To do:
Copy every line of the material below word for word, with nothing changed.

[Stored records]
..........
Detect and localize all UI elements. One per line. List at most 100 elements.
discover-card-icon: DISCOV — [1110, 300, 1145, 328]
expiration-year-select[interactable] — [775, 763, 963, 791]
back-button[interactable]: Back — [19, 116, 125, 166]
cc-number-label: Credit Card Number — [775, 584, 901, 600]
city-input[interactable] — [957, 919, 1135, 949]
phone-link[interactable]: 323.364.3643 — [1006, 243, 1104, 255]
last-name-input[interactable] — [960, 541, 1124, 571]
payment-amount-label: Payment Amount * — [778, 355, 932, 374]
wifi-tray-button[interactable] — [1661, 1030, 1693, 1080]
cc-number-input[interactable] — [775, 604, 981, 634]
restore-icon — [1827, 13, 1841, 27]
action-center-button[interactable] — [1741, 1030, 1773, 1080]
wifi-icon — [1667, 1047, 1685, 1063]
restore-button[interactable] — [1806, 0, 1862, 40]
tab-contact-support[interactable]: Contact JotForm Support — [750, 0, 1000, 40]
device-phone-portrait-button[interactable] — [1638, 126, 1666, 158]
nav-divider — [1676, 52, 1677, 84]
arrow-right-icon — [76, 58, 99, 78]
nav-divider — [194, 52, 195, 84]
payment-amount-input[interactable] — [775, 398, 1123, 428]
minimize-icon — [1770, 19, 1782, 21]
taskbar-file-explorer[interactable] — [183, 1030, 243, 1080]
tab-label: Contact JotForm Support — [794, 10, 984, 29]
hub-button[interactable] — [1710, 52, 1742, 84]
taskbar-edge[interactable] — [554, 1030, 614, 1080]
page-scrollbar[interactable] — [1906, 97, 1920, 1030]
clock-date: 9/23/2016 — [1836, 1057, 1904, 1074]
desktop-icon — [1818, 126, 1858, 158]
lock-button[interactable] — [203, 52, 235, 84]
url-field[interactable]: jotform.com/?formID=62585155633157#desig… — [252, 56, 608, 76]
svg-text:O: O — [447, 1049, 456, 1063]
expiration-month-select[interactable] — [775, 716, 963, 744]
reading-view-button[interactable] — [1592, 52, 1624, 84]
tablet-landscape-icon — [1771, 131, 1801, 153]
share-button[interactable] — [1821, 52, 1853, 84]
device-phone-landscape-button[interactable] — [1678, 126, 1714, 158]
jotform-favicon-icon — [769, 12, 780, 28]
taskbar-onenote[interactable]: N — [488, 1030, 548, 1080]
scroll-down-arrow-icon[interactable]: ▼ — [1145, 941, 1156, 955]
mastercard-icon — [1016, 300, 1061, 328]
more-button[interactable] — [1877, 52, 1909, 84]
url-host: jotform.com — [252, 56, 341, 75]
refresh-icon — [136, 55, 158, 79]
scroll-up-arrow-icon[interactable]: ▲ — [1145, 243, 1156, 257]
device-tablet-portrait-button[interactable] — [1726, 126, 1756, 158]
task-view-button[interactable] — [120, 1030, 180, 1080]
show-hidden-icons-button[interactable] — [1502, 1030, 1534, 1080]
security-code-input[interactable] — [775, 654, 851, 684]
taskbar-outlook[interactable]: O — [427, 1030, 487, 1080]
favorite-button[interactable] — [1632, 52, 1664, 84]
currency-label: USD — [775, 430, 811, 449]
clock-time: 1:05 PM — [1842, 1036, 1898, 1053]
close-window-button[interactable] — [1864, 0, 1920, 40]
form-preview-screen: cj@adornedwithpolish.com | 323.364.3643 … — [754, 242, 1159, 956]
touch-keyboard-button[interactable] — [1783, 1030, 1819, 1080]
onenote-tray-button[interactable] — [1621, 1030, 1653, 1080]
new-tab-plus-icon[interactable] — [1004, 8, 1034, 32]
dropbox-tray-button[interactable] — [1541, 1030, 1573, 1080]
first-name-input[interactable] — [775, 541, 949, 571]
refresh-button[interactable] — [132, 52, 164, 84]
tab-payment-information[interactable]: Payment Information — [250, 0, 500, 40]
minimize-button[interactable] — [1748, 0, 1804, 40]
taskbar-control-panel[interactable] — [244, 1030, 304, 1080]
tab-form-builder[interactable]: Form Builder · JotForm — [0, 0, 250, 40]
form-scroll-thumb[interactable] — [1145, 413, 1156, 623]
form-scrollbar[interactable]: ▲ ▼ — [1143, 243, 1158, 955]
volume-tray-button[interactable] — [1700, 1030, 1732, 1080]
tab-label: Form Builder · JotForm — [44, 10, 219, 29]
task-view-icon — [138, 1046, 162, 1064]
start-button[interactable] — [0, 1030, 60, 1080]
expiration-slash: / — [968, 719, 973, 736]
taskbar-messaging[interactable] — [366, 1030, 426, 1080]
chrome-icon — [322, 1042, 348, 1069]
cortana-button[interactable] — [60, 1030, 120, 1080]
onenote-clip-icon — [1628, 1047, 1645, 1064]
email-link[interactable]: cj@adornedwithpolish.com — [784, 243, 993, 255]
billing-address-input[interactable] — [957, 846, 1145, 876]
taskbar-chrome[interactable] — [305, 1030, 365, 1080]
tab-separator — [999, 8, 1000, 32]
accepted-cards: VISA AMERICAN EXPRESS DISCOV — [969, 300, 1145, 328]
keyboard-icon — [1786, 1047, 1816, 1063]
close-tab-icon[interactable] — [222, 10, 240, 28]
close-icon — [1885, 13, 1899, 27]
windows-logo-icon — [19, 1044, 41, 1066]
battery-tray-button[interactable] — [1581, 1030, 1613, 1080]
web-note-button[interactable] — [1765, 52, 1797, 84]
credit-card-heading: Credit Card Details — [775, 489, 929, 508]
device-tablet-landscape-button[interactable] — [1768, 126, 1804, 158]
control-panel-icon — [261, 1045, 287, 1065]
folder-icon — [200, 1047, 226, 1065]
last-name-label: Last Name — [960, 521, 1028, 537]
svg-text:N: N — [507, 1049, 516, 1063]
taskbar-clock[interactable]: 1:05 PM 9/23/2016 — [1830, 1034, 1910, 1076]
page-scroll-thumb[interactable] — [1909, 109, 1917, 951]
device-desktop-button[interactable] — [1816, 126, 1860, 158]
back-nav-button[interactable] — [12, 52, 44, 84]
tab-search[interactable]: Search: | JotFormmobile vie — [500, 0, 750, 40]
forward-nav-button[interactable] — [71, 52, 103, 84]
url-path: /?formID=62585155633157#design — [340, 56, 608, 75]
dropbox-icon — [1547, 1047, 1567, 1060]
..........
Written solution:
Detect and localize all UI elements. One per line. List at most 100 elements.
discover-card-icon: DISCOV — [1110, 300, 1145, 328]
expiration-year-select[interactable] — [775, 763, 963, 791]
back-button[interactable]: Back — [19, 116, 125, 166]
cc-number-label: Credit Card Number — [775, 584, 901, 600]
city-input[interactable] — [957, 919, 1135, 949]
phone-link[interactable]: 323.364.3643 — [1006, 243, 1104, 255]
last-name-input[interactable] — [960, 541, 1124, 571]
payment-amount-label: Payment Amount * — [778, 355, 932, 374]
wifi-tray-button[interactable] — [1661, 1030, 1693, 1080]
cc-number-input[interactable] — [775, 604, 981, 634]
restore-icon — [1827, 13, 1841, 27]
action-center-button[interactable] — [1741, 1030, 1773, 1080]
wifi-icon — [1667, 1047, 1685, 1063]
restore-button[interactable] — [1806, 0, 1862, 40]
tab-contact-support[interactable]: Contact JotForm Support — [750, 0, 1000, 40]
device-phone-portrait-button[interactable] — [1638, 126, 1666, 158]
nav-divider — [1676, 52, 1677, 84]
arrow-right-icon — [76, 58, 99, 78]
nav-divider — [194, 52, 195, 84]
payment-amount-input[interactable] — [775, 398, 1123, 428]
minimize-icon — [1770, 19, 1782, 21]
taskbar-file-explorer[interactable] — [183, 1030, 243, 1080]
tab-label: Contact JotForm Support — [794, 10, 984, 29]
hub-button[interactable] — [1710, 52, 1742, 84]
taskbar-edge[interactable] — [554, 1030, 614, 1080]
page-scrollbar[interactable] — [1906, 97, 1920, 1030]
clock-date: 9/23/2016 — [1836, 1057, 1904, 1074]
desktop-icon — [1818, 126, 1858, 158]
lock-button[interactable] — [203, 52, 235, 84]
url-field[interactable]: jotform.com/?formID=62585155633157#desig… — [252, 56, 608, 76]
svg-text:O: O — [447, 1049, 456, 1063]
expiration-month-select[interactable] — [775, 716, 963, 744]
reading-view-button[interactable] — [1592, 52, 1624, 84]
tablet-landscape-icon — [1771, 131, 1801, 153]
share-button[interactable] — [1821, 52, 1853, 84]
device-phone-landscape-button[interactable] — [1678, 126, 1714, 158]
jotform-favicon-icon — [769, 12, 780, 28]
taskbar-onenote[interactable]: N — [488, 1030, 548, 1080]
scroll-down-arrow-icon[interactable]: ▼ — [1145, 941, 1156, 955]
mastercard-icon — [1016, 300, 1061, 328]
more-button[interactable] — [1877, 52, 1909, 84]
url-host: jotform.com — [252, 56, 341, 75]
refresh-icon — [136, 55, 158, 79]
scroll-up-arrow-icon[interactable]: ▲ — [1145, 243, 1156, 257]
device-tablet-portrait-button[interactable] — [1726, 126, 1756, 158]
task-view-button[interactable] — [120, 1030, 180, 1080]
show-hidden-icons-button[interactable] — [1502, 1030, 1534, 1080]
security-code-input[interactable] — [775, 654, 851, 684]
taskbar-outlook[interactable]: O — [427, 1030, 487, 1080]
favorite-button[interactable] — [1632, 52, 1664, 84]
currency-label: USD — [775, 430, 811, 449]
clock-time: 1:05 PM — [1842, 1036, 1898, 1053]
close-window-button[interactable] — [1864, 0, 1920, 40]
form-preview-screen: cj@adornedwithpolish.com | 323.364.3643 … — [754, 242, 1159, 956]
touch-keyboard-button[interactable] — [1783, 1030, 1819, 1080]
onenote-tray-button[interactable] — [1621, 1030, 1653, 1080]
new-tab-plus-icon[interactable] — [1004, 8, 1034, 32]
dropbox-tray-button[interactable] — [1541, 1030, 1573, 1080]
first-name-input[interactable] — [775, 541, 949, 571]
refresh-button[interactable] — [132, 52, 164, 84]
tab-payment-information[interactable]: Payment Information — [250, 0, 500, 40]
minimize-button[interactable] — [1748, 0, 1804, 40]
taskbar-control-panel[interactable] — [244, 1030, 304, 1080]
tab-form-builder[interactable]: Form Builder · JotForm — [0, 0, 250, 40]
form-scroll-thumb[interactable] — [1145, 413, 1156, 623]
form-scrollbar[interactable]: ▲ ▼ — [1143, 243, 1158, 955]
volume-tray-button[interactable] — [1700, 1030, 1732, 1080]
tab-label: Form Builder · JotForm — [44, 10, 219, 29]
task-view-icon — [138, 1046, 162, 1064]
start-button[interactable] — [0, 1030, 60, 1080]
expiration-slash: / — [968, 719, 973, 736]
taskbar-messaging[interactable] — [366, 1030, 426, 1080]
chrome-icon — [322, 1042, 348, 1069]
cortana-button[interactable] — [60, 1030, 120, 1080]
onenote-clip-icon — [1628, 1047, 1645, 1064]
email-link[interactable]: cj@adornedwithpolish.com — [784, 243, 993, 255]
billing-address-input[interactable] — [957, 846, 1145, 876]
taskbar-chrome[interactable] — [305, 1030, 365, 1080]
tab-separator — [999, 8, 1000, 32]
accepted-cards: VISA AMERICAN EXPRESS DISCOV — [969, 300, 1145, 328]
keyboard-icon — [1786, 1047, 1816, 1063]
close-tab-icon[interactable] — [222, 10, 240, 28]
close-icon — [1885, 13, 1899, 27]
windows-logo-icon — [19, 1044, 41, 1066]
battery-tray-button[interactable] — [1581, 1030, 1613, 1080]
web-note-button[interactable] — [1765, 52, 1797, 84]
credit-card-heading: Credit Card Details — [775, 489, 929, 508]
device-tablet-landscape-button[interactable] — [1768, 126, 1804, 158]
control-panel-icon — [261, 1045, 287, 1065]
folder-icon — [200, 1047, 226, 1065]
last-name-label: Last Name — [960, 521, 1028, 537]
svg-text:N: N — [507, 1049, 516, 1063]
taskbar-clock[interactable]: 1:05 PM 9/23/2016 — [1830, 1034, 1910, 1076]
page-scroll-thumb[interactable] — [1909, 109, 1917, 951]
device-desktop-button[interactable] — [1816, 126, 1860, 158]
back-nav-button[interactable] — [12, 52, 44, 84]
tab-search[interactable]: Search: | JotFormmobile vie — [500, 0, 750, 40]
forward-nav-button[interactable] — [71, 52, 103, 84]
url-path: /?formID=62585155633157#design — [340, 56, 608, 75]
dropbox-icon — [1547, 1047, 1567, 1060]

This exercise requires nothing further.